In the records below, find each line containing the word "with" and copy it.

* start SOURCE DATA *

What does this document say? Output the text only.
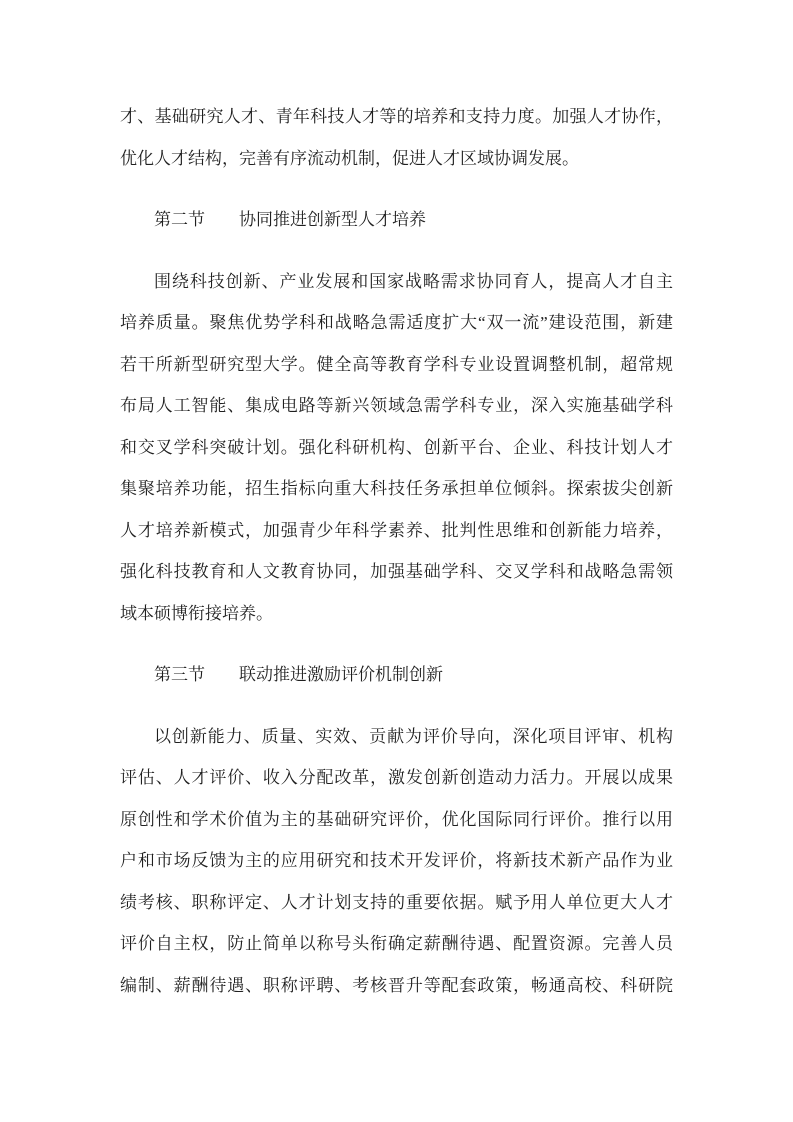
才、基础研究人才、青年科技人才等的培养和支持力度。加强人才协作，
优化人才结构，完善有序流动机制，促进人才区域协调发展。
第二节　　协同推进创新型人才培养
围绕科技创新、产业发展和国家战略需求协同育人，提高人才自主
培养质量。聚焦优势学科和战略急需适度扩大“双一流”建设范围，新建
若干所新型研究型大学。健全高等教育学科专业设置调整机制，超常规
布局人工智能、集成电路等新兴领域急需学科专业，深入实施基础学科
和交叉学科突破计划。强化科研机构、创新平台、企业、科技计划人才
集聚培养功能，招生指标向重大科技任务承担单位倾斜。探索拔尖创新
人才培养新模式，加强青少年科学素养、批判性思维和创新能力培养，
强化科技教育和人文教育协同，加强基础学科、交叉学科和战略急需领
域本硕博衔接培养。
第三节　　联动推进激励评价机制创新
以创新能力、质量、实效、贡献为评价导向，深化项目评审、机构
评估、人才评价、收入分配改革，激发创新创造动力活力。开展以成果
原创性和学术价值为主的基础研究评价，优化国际同行评价。推行以用
户和市场反馈为主的应用研究和技术开发评价，将新技术新产品作为业
绩考核、职称评定、人才计划支持的重要依据。赋予用人单位更大人才
评价自主权，防止简单以称号头衔确定薪酬待遇、配置资源。完善人员
编制、薪酬待遇、职称评聘、考核晋升等配套政策，畅通高校、科研院
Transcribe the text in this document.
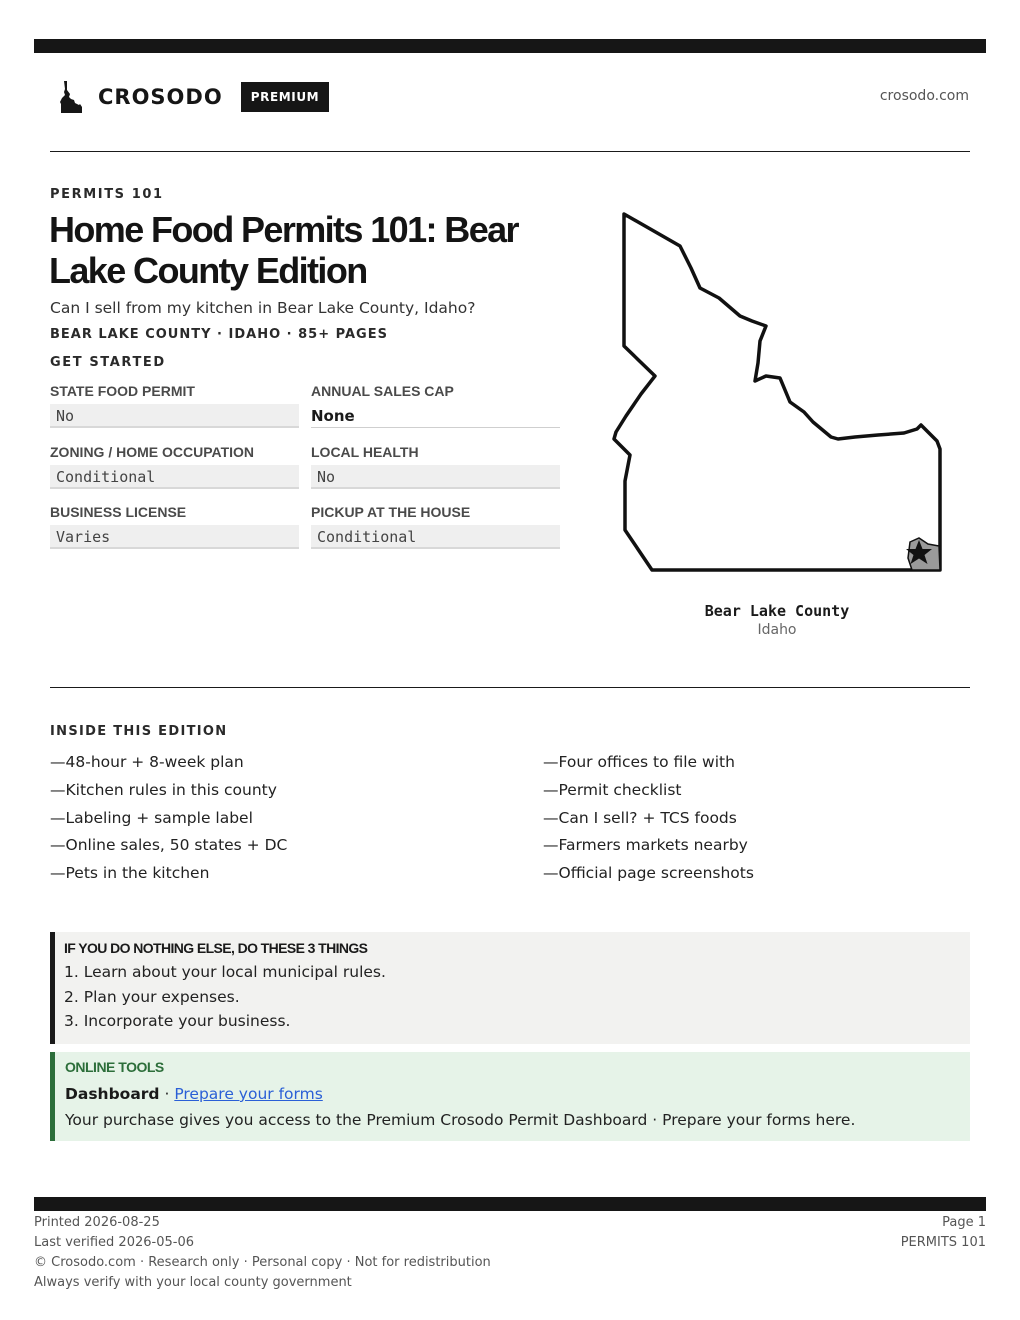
CROSODO	PREMIUM	crosodo.com
PERMITS 101
Home Food Permits 101: Bear Lake County Edition
Can I sell from my kitchen in Bear Lake County, Idaho?
BEAR LAKE COUNTY · IDAHO · 85+ PAGES
GET STARTED
STATE FOOD PERMIT
No
ANNUAL SALES CAP
None
ZONING / HOME OCCUPATION
Conditional
LOCAL HEALTH
No
BUSINESS LICENSE
Varies
PICKUP AT THE HOUSE
Conditional
Bear Lake County
Idaho
INSIDE THIS EDITION
—48-hour + 8-week plan
—Kitchen rules in this county
—Labeling + sample label
—Online sales, 50 states + DC
—Pets in the kitchen
—Four offices to file with
—Permit checklist
—Can I sell? + TCS foods
—Farmers markets nearby
—Official page screenshots
IF YOU DO NOTHING ELSE, DO THESE 3 THINGS
1. Learn about your local municipal rules.
2. Plan your expenses.
3. Incorporate your business.
ONLINE TOOLS
Dashboard · Prepare your forms
Your purchase gives you access to the Premium Crosodo Permit Dashboard · Prepare your forms here.
Printed 2026-08-25
Last verified 2026-05-06
© Crosodo.com · Research only · Personal copy · Not for redistribution
Always verify with your local county government
Page 1
PERMITS 101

* end SOURCE DATA *

*TASK OUTPUT*.
—Four offices to file with
Always verify with your local county government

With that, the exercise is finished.